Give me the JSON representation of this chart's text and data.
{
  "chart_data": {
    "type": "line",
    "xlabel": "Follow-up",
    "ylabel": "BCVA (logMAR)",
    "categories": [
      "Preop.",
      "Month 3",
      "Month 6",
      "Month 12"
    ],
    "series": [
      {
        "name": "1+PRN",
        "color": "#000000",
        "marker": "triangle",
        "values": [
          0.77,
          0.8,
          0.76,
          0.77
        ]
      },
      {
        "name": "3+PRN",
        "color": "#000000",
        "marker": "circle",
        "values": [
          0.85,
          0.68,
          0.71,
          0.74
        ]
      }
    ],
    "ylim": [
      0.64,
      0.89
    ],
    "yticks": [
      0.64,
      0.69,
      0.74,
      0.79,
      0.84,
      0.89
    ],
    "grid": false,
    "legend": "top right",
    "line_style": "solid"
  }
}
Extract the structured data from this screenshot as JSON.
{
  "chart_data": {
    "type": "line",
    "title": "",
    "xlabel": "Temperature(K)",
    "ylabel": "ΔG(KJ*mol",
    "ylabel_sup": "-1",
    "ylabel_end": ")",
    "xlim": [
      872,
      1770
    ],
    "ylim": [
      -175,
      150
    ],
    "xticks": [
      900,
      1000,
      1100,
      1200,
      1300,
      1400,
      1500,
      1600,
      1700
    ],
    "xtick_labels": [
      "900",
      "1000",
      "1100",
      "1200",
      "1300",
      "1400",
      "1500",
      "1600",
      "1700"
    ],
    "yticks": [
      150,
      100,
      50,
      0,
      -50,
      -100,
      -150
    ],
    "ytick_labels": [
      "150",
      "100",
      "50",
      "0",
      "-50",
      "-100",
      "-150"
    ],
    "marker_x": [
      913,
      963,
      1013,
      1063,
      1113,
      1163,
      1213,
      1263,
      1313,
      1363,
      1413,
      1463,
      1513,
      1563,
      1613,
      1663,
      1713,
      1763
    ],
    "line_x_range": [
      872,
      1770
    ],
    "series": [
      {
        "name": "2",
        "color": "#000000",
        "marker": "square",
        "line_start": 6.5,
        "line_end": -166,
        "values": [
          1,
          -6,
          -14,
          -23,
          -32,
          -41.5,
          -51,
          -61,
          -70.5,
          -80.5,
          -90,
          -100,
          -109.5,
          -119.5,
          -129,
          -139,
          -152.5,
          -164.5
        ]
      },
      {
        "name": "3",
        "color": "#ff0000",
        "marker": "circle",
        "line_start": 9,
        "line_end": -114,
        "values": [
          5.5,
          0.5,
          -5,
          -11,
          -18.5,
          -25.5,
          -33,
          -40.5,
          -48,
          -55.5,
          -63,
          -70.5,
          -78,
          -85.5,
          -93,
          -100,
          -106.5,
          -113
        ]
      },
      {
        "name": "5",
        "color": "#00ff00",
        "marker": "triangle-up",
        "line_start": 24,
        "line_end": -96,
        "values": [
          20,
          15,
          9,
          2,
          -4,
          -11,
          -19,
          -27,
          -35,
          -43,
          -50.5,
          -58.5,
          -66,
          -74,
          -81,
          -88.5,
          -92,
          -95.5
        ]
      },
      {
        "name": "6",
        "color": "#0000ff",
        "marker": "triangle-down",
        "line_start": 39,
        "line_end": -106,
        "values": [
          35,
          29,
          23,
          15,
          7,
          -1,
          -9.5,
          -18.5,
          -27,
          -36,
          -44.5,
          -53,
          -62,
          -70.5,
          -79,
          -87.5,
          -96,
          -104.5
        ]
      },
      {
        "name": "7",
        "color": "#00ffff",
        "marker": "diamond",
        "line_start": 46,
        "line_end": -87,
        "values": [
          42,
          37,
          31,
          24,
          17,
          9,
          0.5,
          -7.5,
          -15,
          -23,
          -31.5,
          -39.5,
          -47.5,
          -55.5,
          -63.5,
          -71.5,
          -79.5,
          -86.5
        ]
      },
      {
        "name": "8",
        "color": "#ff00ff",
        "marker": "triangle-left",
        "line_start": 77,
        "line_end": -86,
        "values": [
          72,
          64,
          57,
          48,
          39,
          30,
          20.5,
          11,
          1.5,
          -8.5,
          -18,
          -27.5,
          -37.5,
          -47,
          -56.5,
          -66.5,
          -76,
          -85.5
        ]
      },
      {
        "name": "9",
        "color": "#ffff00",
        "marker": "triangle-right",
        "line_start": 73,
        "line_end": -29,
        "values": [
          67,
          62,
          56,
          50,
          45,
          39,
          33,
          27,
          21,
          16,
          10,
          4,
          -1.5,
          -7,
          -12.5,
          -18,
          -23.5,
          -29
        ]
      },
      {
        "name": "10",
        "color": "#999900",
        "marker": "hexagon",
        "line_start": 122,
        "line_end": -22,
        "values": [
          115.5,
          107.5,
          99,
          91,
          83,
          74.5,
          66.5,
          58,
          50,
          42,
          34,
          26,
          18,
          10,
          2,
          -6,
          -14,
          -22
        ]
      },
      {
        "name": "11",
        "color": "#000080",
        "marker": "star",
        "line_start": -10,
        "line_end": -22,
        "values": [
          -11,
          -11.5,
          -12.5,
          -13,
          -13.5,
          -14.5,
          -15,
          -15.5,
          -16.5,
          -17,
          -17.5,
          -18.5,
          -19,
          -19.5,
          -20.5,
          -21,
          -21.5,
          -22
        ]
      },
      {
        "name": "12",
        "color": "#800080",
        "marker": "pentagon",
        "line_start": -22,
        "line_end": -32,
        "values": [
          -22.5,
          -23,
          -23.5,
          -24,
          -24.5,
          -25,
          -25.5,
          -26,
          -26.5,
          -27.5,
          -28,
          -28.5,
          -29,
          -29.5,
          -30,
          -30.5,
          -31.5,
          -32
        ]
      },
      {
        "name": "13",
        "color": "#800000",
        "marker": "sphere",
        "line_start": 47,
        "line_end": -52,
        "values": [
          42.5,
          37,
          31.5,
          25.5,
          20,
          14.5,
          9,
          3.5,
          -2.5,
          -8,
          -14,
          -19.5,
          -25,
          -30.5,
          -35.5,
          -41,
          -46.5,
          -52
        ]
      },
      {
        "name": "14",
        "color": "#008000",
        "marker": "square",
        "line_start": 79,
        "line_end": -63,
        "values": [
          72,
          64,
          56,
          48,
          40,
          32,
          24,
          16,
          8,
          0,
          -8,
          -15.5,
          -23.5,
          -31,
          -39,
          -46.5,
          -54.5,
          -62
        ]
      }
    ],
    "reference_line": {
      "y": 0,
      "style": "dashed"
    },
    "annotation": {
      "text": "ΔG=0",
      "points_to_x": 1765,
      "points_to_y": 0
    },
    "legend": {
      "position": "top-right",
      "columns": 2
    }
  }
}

____

Extract the entries above verbatim.

THE OUTPUT
Give me the JSON representation of this chart's text and data.
{
  "chart_data": {
    "type": "line",
    "xlabel": "Follow-up",
    "ylabel": "BCVA (logMAR)",
    "categories": [
      "Preop.",
      "Month 3",
      "Month 6",
      "Month 12"
    ],
    "series": [
      {
        "name": "1+PRN",
        "color": "#000000",
        "marker": "triangle",
        "values": [
          0.77,
          0.8,
          0.76,
          0.77
        ]
      },
      {
        "name": "3+PRN",
        "color": "#000000",
        "marker": "circle",
        "values": [
          0.85,
          0.68,
          0.71,
          0.74
        ]
      }
    ],
    "ylim": [
      0.64,
      0.89
    ],
    "yticks": [
      0.64,
      0.69,
      0.74,
      0.79,
      0.84,
      0.89
    ],
    "grid": false,
    "legend": "top right",
    "line_style": "solid"
  }
}
Extract the structured data from this screenshot as JSON.
{
  "chart_data": {
    "type": "line",
    "title": "",
    "xlabel": "Temperature(K)",
    "ylabel": "ΔG(KJ*mol",
    "ylabel_sup": "-1",
    "ylabel_end": ")",
    "xlim": [
      872,
      1770
    ],
    "ylim": [
      -175,
      150
    ],
    "xticks": [
      900,
      1000,
      1100,
      1200,
      1300,
      1400,
      1500,
      1600,
      1700
    ],
    "xtick_labels": [
      "900",
      "1000",
      "1100",
      "1200",
      "1300",
      "1400",
      "1500",
      "1600",
      "1700"
    ],
    "yticks": [
      150,
      100,
      50,
      0,
      -50,
      -100,
      -150
    ],
    "ytick_labels": [
      "150",
      "100",
      "50",
      "0",
      "-50",
      "-100",
      "-150"
    ],
    "marker_x": [
      913,
      963,
      1013,
      1063,
      1113,
      1163,
      1213,
      1263,
      1313,
      1363,
      1413,
      1463,
      1513,
      1563,
      1613,
      1663,
      1713,
      1763
    ],
    "line_x_range": [
      872,
      1770
    ],
    "series": [
      {
        "name": "2",
        "color": "#000000",
        "marker": "square",
        "line_start": 6.5,
        "line_end": -166,
        "values": [
          1,
          -6,
          -14,
          -23,
          -32,
          -41.5,
          -51,
          -61,
          -70.5,
          -80.5,
          -90,
          -100,
          -109.5,
          -119.5,
          -129,
          -139,
          -152.5,
          -164.5
        ]
      },
      {
        "name": "3",
        "color": "#ff0000",
        "marker": "circle",
        "line_start": 9,
        "line_end": -114,
        "values": [
          5.5,
          0.5,
          -5,
          -11,
          -18.5,
          -25.5,
          -33,
          -40.5,
          -48,
          -55.5,
          -63,
          -70.5,
          -78,
          -85.5,
          -93,
          -100,
          -106.5,
          -113
        ]
      },
      {
        "name": "5",
        "color": "#00ff00",
        "marker": "triangle-up",
        "line_start": 24,
        "line_end": -96,
        "values": [
          20,
          15,
          9,
          2,
          -4,
          -11,
          -19,
          -27,
          -35,
          -43,
          -50.5,
          -58.5,
          -66,
          -74,
          -81,
          -88.5,
          -92,
          -95.5
        ]
      },
      {
        "name": "6",
        "color": "#0000ff",
        "marker": "triangle-down",
        "line_start": 39,
        "line_end": -106,
        "values": [
          35,
          29,
          23,
          15,
          7,
          -1,
          -9.5,
          -18.5,
          -27,
          -36,
          -44.5,
          -53,
          -62,
          -70.5,
          -79,
          -87.5,
          -96,
          -104.5
        ]
      },
      {
        "name": "7",
        "color": "#00ffff",
        "marker": "diamond",
        "line_start": 46,
        "line_end": -87,
        "values": [
          42,
          37,
          31,
          24,
          17,
          9,
          0.5,
          -7.5,
          -15,
          -23,
          -31.5,
          -39.5,
          -47.5,
          -55.5,
          -63.5,
          -71.5,
          -79.5,
          -86.5
        ]
      },
      {
        "name": "8",
        "color": "#ff00ff",
        "marker": "triangle-left",
        "line_start": 77,
        "line_end": -86,
        "values": [
          72,
          64,
          57,
          48,
          39,
          30,
          20.5,
          11,
          1.5,
          -8.5,
          -18,
          -27.5,
          -37.5,
          -47,
          -56.5,
          -66.5,
          -76,
          -85.5
        ]
      },
      {
        "name": "9",
        "color": "#ffff00",
        "marker": "triangle-right",
        "line_start": 73,
        "line_end": -29,
        "values": [
          67,
          62,
          56,
          50,
          45,
          39,
          33,
          27,
          21,
          16,
          10,
          4,
          -1.5,
          -7,
          -12.5,
          -18,
          -23.5,
          -29
        ]
      },
      {
        "name": "10",
        "color": "#999900",
        "marker": "hexagon",
        "line_start": 122,
        "line_end": -22,
        "values": [
          115.5,
          107.5,
          99,
          91,
          83,
          74.5,
          66.5,
          58,
          50,
          42,
          34,
          26,
          18,
          10,
          2,
          -6,
          -14,
          -22
        ]
      },
      {
        "name": "11",
        "color": "#000080",
        "marker": "star",
        "line_start": -10,
        "line_end": -22,
        "values": [
          -11,
          -11.5,
          -12.5,
          -13,
          -13.5,
          -14.5,
          -15,
          -15.5,
          -16.5,
          -17,
          -17.5,
          -18.5,
          -19,
          -19.5,
          -20.5,
          -21,
          -21.5,
          -22
        ]
      },
      {
        "name": "12",
        "color": "#800080",
        "marker": "pentagon",
        "line_start": -22,
        "line_end": -32,
        "values": [
          -22.5,
          -23,
          -23.5,
          -24,
          -24.5,
          -25,
          -25.5,
          -26,
          -26.5,
          -27.5,
          -28,
          -28.5,
          -29,
          -29.5,
          -30,
          -30.5,
          -31.5,
          -32
        ]
      },
      {
        "name": "13",
        "color": "#800000",
        "marker": "sphere",
        "line_start": 47,
        "line_end": -52,
        "values": [
          42.5,
          37,
          31.5,
          25.5,
          20,
          14.5,
          9,
          3.5,
          -2.5,
          -8,
          -14,
          -19.5,
          -25,
          -30.5,
          -35.5,
          -41,
          -46.5,
          -52
        ]
      },
      {
        "name": "14",
        "color": "#008000",
        "marker": "square",
        "line_start": 79,
        "line_end": -63,
        "values": [
          72,
          64,
          56,
          48,
          40,
          32,
          24,
          16,
          8,
          0,
          -8,
          -15.5,
          -23.5,
          -31,
          -39,
          -46.5,
          -54.5,
          -62
        ]
      }
    ],
    "reference_line": {
      "y": 0,
      "style": "dashed"
    },
    "annotation": {
      "text": "ΔG=0",
      "points_to_x": 1765,
      "points_to_y": 0
    },
    "legend": {
      "position": "top-right",
      "columns": 2
    }
  }
}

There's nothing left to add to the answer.